■ What you should do
Word for word, quote all of the material, omitting the pictures.
--- start Dataset rows ---
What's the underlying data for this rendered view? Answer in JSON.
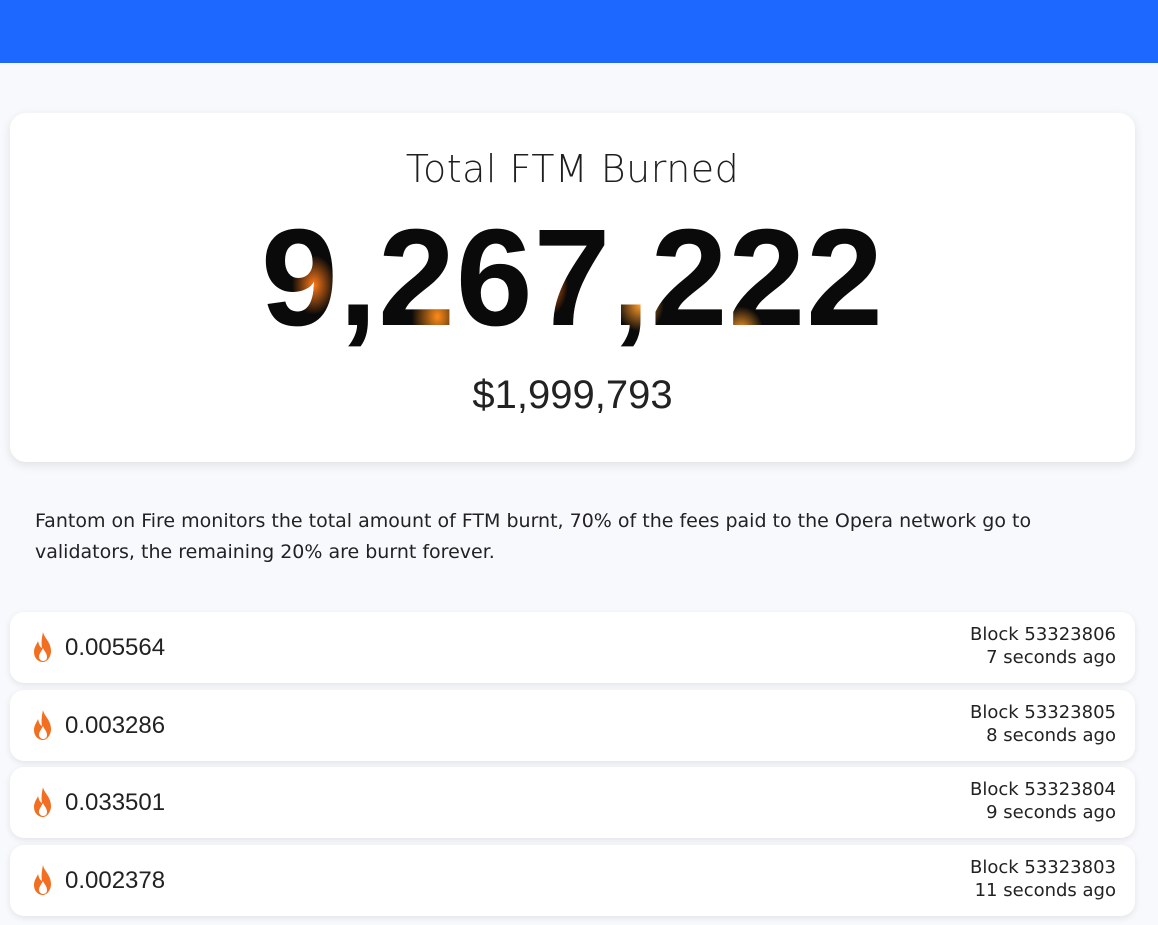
{
  "hero": {
    "title": "Total FTM Burned",
    "total": "9,267,222",
    "usd": "$1,999,793"
  },
  "description": "Fantom on Fire monitors the total amount of FTM burnt, 70% of the fees paid to the Opera network go to validators, the remaining 20% are burnt forever.",
  "burns": [
    {
      "amount": "0.005564",
      "block": "Block 53323806",
      "ago": "7 seconds ago"
    },
    {
      "amount": "0.003286",
      "block": "Block 53323805",
      "ago": "8 seconds ago"
    },
    {
      "amount": "0.033501",
      "block": "Block 53323804",
      "ago": "9 seconds ago"
    },
    {
      "amount": "0.002378",
      "block": "Block 53323803",
      "ago": "11 seconds ago"
    }
  ],
  "icons": {
    "burn": "flame-icon"
  },
  "colors": {
    "topbar": "#1d68fe",
    "flame": "#f26f21"
  }
}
--- end Dataset rows ---
■ Result below
What's the underlying data for this rendered view? Answer in JSON.
{
  "hero": {
    "title": "Total FTM Burned",
    "total": "9,267,222",
    "usd": "$1,999,793"
  },
  "description": "Fantom on Fire monitors the total amount of FTM burnt, 70% of the fees paid to the Opera network go to validators, the remaining 20% are burnt forever.",
  "burns": [
    {
      "amount": "0.005564",
      "block": "Block 53323806",
      "ago": "7 seconds ago"
    },
    {
      "amount": "0.003286",
      "block": "Block 53323805",
      "ago": "8 seconds ago"
    },
    {
      "amount": "0.033501",
      "block": "Block 53323804",
      "ago": "9 seconds ago"
    },
    {
      "amount": "0.002378",
      "block": "Block 53323803",
      "ago": "11 seconds ago"
    }
  ],
  "icons": {
    "burn": "flame-icon"
  },
  "colors": {
    "topbar": "#1d68fe",
    "flame": "#f26f21"
  }
}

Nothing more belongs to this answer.